Mary Obering (1937 – July 29, 2022) was an American painter focusing mainly on geometric abstraction.

Early life and education 
Obering was born in Shreveport, Louisiana in 1937. When Obering was a teenager, she visited Italy for the first time – the formative trip introduced her to art and Renaissance painting, an experience that Obering said "was always in the back of [her] mind."

Obering received her BA in psychology from Hollins University in Roanoke, Virginia in 1959. Later that year, she attended graduate school for psychology at Radcliffe College, studying under noted behavioral psychologist B.F. Skinner, who taught at Harvard University at the time.

Obering then moved to New York City to work for CBS, where she studied at the Art Students League. In the mid 1960s she moved again, this time to Denver with her husband and young daughter and received an MFA from the University of Denver in 1971.

Style and technique 
Obering began in sculpture, but soon moved into painting. Her first paintings were Color Field paintings, inspired by Mark Rothko. Obering continued to work in abstraction, while incorporating techniques, such as gilded wood panels, that are reminiscent of early Italian art.  Critics have also described her work as looking like "an exotic form of sculpture."

Exhibitions
In September 2018, Obering had a solo exhibition in Los Angeles at Kayne Griffin Corcoran where she exhibited acrylic on canvas paintings from the 1970s. Obering is represented by both Kayne Griffin Corcoran in Los Angeles and Bortolami in New York.

*Objective 1:*
Transcribe every line of the dataset entries below without altering anything.
*Objective 2:*
Resume the article on the painter Mary Obering, continuing after its final sentence.

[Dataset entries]

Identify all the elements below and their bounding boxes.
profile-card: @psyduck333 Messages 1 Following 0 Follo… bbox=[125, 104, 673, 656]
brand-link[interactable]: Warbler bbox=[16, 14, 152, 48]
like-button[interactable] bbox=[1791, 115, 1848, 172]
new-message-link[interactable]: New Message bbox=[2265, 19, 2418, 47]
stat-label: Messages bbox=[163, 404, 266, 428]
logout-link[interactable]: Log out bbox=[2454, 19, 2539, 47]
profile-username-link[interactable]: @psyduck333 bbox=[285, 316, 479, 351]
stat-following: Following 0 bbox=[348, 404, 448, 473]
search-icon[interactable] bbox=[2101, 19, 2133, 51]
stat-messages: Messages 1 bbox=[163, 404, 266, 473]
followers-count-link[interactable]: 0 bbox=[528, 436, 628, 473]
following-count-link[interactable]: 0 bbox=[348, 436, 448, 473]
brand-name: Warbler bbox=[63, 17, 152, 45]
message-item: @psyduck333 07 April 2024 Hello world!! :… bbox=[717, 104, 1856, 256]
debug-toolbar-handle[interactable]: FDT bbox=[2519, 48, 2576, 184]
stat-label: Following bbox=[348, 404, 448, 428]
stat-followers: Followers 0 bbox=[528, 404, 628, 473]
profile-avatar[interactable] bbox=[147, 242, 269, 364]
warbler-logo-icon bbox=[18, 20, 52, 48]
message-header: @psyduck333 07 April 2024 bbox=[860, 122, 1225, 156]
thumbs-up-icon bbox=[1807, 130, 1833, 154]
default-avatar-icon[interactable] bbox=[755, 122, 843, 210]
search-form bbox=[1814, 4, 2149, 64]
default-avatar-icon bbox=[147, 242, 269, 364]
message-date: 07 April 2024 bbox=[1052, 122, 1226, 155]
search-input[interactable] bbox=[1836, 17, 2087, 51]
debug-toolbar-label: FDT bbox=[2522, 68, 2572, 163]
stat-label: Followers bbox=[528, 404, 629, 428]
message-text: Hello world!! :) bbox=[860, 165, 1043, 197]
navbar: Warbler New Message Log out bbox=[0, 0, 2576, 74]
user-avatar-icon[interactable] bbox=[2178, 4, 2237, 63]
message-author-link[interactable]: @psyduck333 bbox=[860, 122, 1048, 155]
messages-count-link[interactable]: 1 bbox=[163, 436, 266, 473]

*Exercise answer 1:*
Identify all the elements below and their bounding boxes.
profile-card: @psyduck333 Messages 1 Following 0 Follo… bbox=[125, 104, 673, 656]
brand-link[interactable]: Warbler bbox=[16, 14, 152, 48]
like-button[interactable] bbox=[1791, 115, 1848, 172]
new-message-link[interactable]: New Message bbox=[2265, 19, 2418, 47]
stat-label: Messages bbox=[163, 404, 266, 428]
logout-link[interactable]: Log out bbox=[2454, 19, 2539, 47]
profile-username-link[interactable]: @psyduck333 bbox=[285, 316, 479, 351]
stat-following: Following 0 bbox=[348, 404, 448, 473]
search-icon[interactable] bbox=[2101, 19, 2133, 51]
stat-messages: Messages 1 bbox=[163, 404, 266, 473]
followers-count-link[interactable]: 0 bbox=[528, 436, 628, 473]
following-count-link[interactable]: 0 bbox=[348, 436, 448, 473]
brand-name: Warbler bbox=[63, 17, 152, 45]
message-item: @psyduck333 07 April 2024 Hello world!! :… bbox=[717, 104, 1856, 256]
debug-toolbar-handle[interactable]: FDT bbox=[2519, 48, 2576, 184]
stat-label: Following bbox=[348, 404, 448, 428]
stat-followers: Followers 0 bbox=[528, 404, 628, 473]
profile-avatar[interactable] bbox=[147, 242, 269, 364]
warbler-logo-icon bbox=[18, 20, 52, 48]
message-header: @psyduck333 07 April 2024 bbox=[860, 122, 1225, 156]
thumbs-up-icon bbox=[1807, 130, 1833, 154]
default-avatar-icon[interactable] bbox=[755, 122, 843, 210]
search-form bbox=[1814, 4, 2149, 64]
default-avatar-icon bbox=[147, 242, 269, 364]
message-date: 07 April 2024 bbox=[1052, 122, 1226, 155]
search-input[interactable] bbox=[1836, 17, 2087, 51]
debug-toolbar-label: FDT bbox=[2522, 68, 2572, 163]
stat-label: Followers bbox=[528, 404, 629, 428]
message-text: Hello world!! :) bbox=[860, 165, 1043, 197]
navbar: Warbler New Message Log out bbox=[0, 0, 2576, 74]
user-avatar-icon[interactable] bbox=[2178, 4, 2237, 63]
message-author-link[interactable]: @psyduck333 bbox=[860, 122, 1048, 155]
messages-count-link[interactable]: 1 bbox=[163, 436, 266, 473]

*Exercise answer 2:*
Selected Exhibition History:
 Group:
 Denver Art Museum, 1969
 Whitney Museum of American Art, New York (Biennial), 1975
 Museum of Contemporary Art, Denver, 2002
 Robin Rule Gallery of Contemporary Art, Denver, 2003
 Solo:
 Great Western United Galleries, Denver, 1971
 University of Denver Galleries, Denver, 1971
 Artists Space, New York, 1973
 Soho Center for the Visual Arts, New York 1973
 Interart Gallery, New York, 1981
 Julian Pretto Gallery, San Jose, Costa Rica, 1983
 Jan Turner Gallery, Los Angeles, California, 1990
 Julian Pretto Gallery, New York 1990
 Plus-Kern Gallery, Brussels, Belgium 1991
 Julian Pretto Gallery, New York 1991
 Jan Turner Gallery, Los Angeles 1992
 Julian Pretto Gallery, New York 1993
 Jan Turner Gallery, Los Angeles, California, 1994
 Galerie Hugo Minnen, Antwerp, Belgium, 1994
 Littlejohn/Sternau Gallery, New York, 1995
 Primo Piano, Rome, Italy, 1996
 Robin Rule Modern and Contemporary Art, Denver, 1996
 Hugo Minnen Gallery, Antwerp, Belgium, 1997
 Robin Rule Modern and Contemporary Art, Denver, 1999
 Marfa Hotel, Marfa, Texas, 2000
 Gallery 668, Greenwich, New York, 2001
 Ninni Esposito Arte Contemporanea, Bari Italy, 2001
 Rule Modern and Contemporary Art, Denver, 2003
 Gallery 668 Greenwich, New York, 2004
 Studio G7 Bologna, Italy, 2006
 Ninni Esposito Arte Conteporanea, Bari, Italy, 2007

Personal life and death 
Obering died in New York City on July 29, 2022, at the age of 85.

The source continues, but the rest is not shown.